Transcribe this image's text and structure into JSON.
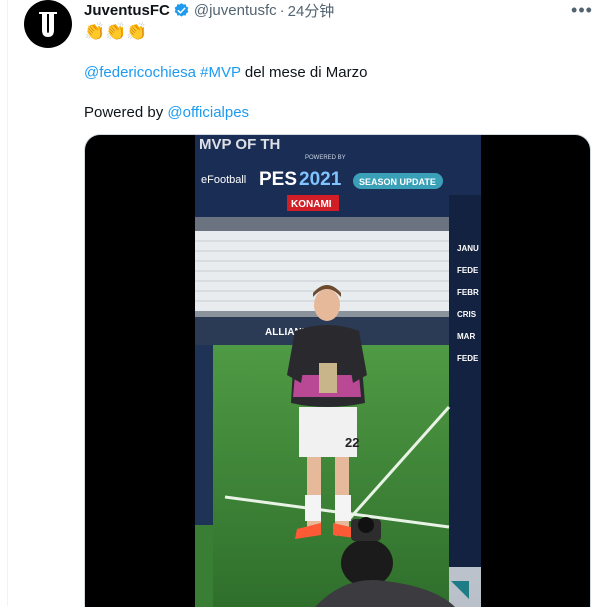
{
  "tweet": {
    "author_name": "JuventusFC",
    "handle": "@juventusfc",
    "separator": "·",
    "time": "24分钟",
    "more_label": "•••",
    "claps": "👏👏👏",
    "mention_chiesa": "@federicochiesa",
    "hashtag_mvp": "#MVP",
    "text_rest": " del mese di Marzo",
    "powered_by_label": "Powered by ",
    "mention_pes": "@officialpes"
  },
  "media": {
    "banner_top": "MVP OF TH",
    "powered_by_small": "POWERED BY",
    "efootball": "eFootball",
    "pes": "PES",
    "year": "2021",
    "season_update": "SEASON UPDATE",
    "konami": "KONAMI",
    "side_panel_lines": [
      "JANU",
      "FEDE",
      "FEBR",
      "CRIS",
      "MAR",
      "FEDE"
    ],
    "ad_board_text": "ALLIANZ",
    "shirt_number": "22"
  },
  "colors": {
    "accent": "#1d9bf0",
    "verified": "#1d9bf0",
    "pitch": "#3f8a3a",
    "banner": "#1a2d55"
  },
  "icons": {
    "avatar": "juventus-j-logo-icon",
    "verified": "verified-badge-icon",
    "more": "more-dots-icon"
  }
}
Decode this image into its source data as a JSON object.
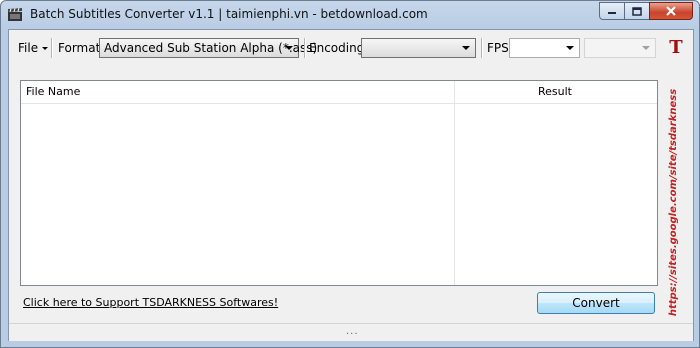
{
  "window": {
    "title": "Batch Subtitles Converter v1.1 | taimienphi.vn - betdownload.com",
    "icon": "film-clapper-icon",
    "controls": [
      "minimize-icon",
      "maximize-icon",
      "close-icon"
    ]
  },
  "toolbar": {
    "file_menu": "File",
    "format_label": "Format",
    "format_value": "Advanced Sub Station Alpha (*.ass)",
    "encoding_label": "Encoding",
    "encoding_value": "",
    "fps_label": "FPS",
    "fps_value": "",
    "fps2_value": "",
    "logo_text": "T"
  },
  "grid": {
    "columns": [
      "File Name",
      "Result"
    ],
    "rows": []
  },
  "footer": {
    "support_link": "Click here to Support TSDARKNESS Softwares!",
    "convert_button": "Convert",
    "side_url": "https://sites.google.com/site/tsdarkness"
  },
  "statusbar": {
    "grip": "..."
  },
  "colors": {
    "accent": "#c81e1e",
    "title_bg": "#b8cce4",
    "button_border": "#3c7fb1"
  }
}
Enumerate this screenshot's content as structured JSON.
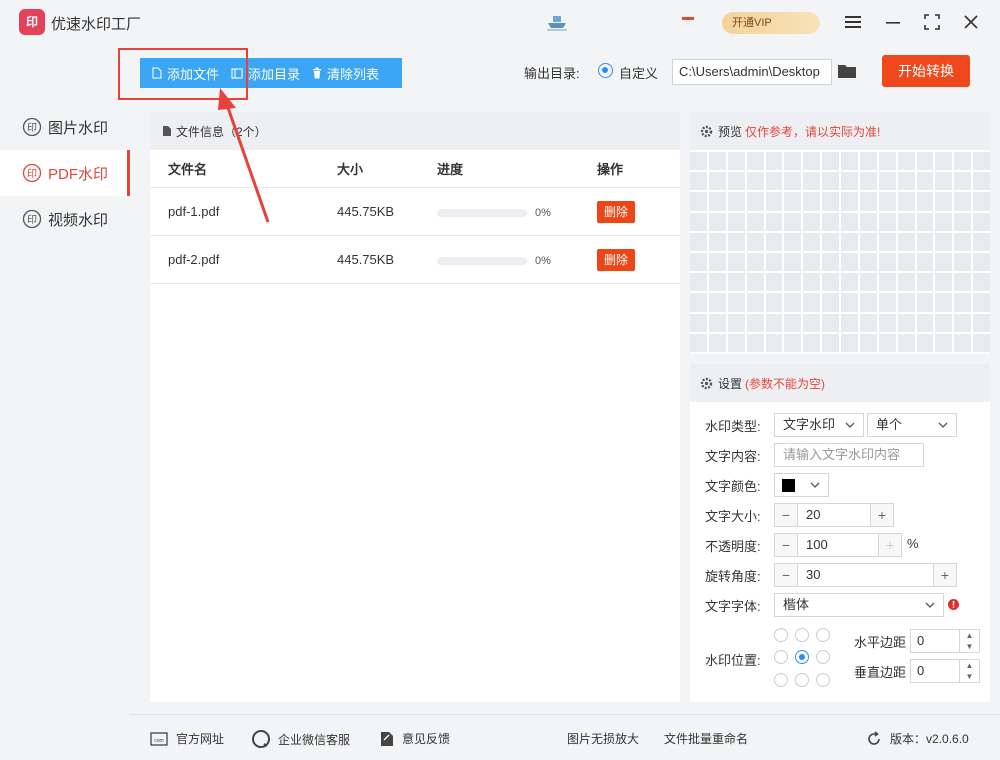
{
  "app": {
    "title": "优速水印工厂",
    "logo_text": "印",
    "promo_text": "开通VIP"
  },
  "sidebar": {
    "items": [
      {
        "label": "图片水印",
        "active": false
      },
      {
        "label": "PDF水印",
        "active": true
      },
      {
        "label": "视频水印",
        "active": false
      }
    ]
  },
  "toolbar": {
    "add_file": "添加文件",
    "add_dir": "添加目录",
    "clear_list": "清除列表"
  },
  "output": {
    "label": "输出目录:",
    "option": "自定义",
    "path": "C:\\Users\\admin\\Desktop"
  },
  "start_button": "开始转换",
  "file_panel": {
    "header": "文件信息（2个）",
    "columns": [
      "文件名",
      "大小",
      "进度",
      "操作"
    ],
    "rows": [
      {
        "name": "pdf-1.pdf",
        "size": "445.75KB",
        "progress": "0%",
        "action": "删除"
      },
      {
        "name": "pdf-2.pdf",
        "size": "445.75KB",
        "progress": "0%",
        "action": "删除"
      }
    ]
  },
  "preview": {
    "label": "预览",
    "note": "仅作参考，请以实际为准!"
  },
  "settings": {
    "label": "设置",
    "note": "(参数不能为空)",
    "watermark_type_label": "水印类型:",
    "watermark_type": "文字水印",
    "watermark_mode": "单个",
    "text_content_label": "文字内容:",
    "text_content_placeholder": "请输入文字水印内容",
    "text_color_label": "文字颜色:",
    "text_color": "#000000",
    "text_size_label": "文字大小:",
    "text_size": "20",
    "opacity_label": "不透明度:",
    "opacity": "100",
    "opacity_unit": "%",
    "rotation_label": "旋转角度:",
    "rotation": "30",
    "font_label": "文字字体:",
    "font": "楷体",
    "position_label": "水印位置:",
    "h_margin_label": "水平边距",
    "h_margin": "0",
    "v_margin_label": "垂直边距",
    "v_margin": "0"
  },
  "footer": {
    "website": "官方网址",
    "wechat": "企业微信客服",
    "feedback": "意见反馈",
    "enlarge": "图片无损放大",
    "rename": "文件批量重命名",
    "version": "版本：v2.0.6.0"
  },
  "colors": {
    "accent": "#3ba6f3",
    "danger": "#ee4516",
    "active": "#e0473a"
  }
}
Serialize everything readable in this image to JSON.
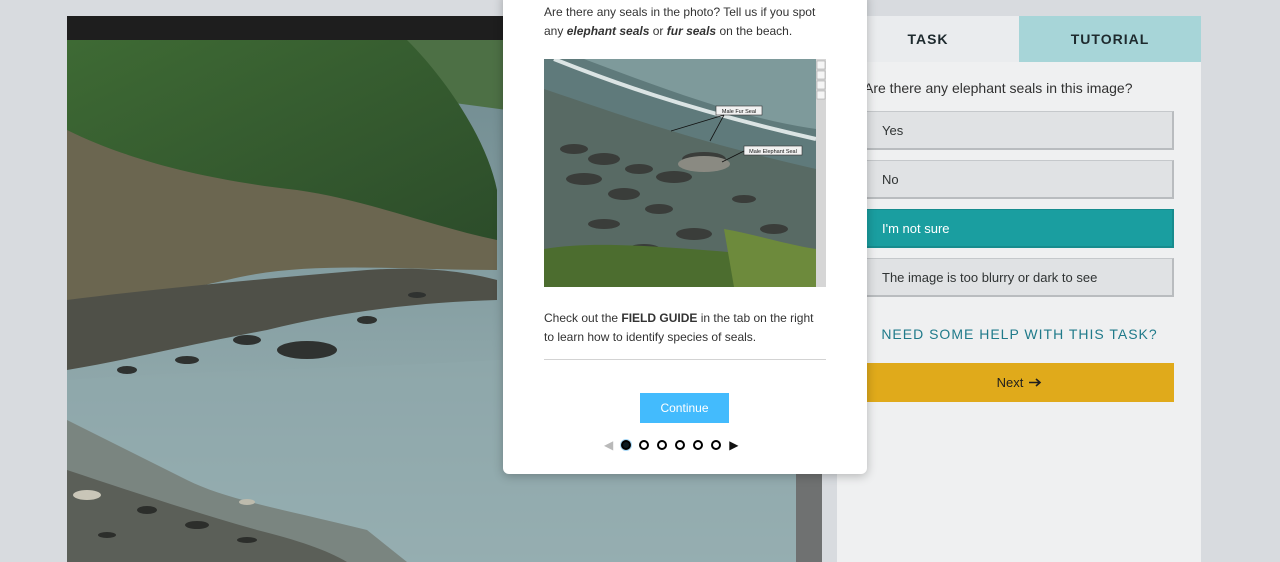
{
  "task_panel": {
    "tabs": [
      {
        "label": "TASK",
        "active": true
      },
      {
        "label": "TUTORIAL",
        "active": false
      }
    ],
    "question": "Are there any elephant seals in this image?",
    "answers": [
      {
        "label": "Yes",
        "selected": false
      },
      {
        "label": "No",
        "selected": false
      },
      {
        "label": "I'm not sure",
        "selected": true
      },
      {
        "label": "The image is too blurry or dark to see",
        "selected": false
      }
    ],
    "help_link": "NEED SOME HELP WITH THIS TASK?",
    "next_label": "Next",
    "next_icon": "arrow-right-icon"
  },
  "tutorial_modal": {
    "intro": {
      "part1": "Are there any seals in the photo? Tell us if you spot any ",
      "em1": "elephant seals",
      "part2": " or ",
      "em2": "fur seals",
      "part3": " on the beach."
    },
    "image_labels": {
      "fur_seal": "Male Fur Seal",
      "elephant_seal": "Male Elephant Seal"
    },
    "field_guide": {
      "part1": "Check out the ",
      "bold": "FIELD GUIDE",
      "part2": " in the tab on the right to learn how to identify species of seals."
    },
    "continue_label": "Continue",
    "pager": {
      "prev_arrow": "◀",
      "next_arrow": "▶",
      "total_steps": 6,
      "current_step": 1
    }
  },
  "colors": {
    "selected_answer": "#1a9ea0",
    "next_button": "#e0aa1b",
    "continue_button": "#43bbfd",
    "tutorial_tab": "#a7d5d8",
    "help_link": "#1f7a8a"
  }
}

··········

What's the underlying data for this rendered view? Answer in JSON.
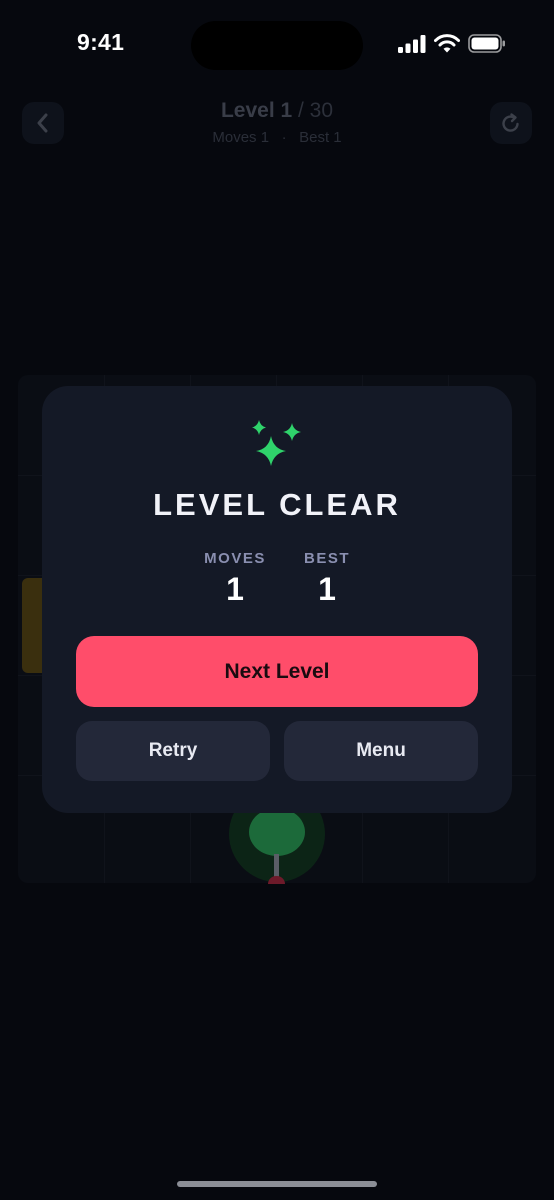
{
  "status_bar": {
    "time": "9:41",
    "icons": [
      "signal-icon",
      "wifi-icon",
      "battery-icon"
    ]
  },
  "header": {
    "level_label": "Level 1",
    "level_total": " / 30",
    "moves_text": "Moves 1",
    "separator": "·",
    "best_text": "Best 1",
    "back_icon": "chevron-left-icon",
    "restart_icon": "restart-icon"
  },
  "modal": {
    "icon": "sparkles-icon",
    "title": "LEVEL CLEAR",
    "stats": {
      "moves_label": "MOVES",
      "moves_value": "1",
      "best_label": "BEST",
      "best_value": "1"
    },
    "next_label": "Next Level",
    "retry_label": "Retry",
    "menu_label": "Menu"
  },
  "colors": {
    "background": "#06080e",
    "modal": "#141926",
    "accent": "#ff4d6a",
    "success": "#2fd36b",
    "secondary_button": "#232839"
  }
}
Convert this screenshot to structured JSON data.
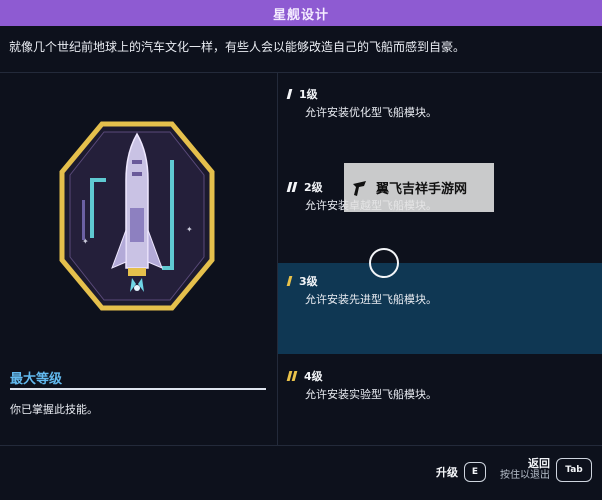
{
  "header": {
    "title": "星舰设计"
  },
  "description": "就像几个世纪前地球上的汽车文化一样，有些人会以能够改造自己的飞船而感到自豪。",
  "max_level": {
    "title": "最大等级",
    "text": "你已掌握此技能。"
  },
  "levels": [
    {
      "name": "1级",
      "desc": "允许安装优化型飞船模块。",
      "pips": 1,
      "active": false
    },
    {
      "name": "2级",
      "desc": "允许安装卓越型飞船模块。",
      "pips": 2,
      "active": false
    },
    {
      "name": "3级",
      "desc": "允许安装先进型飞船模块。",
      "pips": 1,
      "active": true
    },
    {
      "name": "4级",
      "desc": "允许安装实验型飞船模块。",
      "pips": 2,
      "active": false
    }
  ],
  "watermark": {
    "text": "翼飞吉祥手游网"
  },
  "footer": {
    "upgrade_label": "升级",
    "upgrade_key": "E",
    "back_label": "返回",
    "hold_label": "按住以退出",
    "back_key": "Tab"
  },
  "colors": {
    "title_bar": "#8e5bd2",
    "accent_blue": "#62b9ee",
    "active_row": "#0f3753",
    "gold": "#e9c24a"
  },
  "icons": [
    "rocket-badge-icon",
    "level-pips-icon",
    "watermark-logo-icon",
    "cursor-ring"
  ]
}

··········

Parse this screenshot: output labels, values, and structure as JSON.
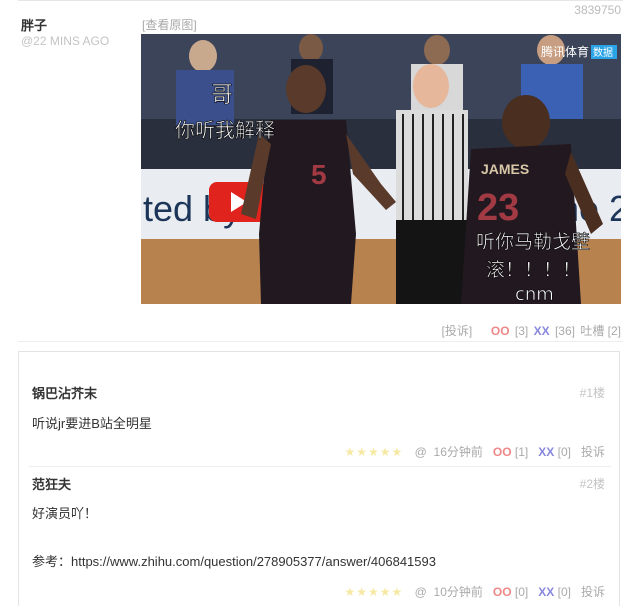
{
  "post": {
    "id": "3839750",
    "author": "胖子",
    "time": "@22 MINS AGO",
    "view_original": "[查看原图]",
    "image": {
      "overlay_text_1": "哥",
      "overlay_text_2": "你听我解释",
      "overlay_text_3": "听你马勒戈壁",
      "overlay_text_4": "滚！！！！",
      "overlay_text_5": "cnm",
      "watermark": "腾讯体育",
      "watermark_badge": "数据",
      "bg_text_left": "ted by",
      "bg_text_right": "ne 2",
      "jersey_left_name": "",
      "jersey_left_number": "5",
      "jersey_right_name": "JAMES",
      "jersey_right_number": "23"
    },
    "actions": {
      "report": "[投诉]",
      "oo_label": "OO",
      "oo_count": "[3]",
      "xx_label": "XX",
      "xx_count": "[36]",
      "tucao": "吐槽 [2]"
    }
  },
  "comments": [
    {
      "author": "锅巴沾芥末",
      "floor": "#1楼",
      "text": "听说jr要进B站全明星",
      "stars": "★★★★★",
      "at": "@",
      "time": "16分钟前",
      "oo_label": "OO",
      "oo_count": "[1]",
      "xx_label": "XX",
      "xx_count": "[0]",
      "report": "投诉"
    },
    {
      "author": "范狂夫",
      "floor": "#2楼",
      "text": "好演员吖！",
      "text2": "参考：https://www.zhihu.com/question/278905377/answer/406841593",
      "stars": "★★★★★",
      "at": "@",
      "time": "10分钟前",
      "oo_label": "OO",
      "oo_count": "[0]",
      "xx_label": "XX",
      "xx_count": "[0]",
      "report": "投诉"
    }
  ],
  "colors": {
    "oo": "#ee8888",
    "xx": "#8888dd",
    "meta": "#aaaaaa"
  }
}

··········

• Stated exercise: Check all the records above and select each line where the string "true" is found.

• Right answer:
        "active": true
        "active": true
        "selected": true
      "active": true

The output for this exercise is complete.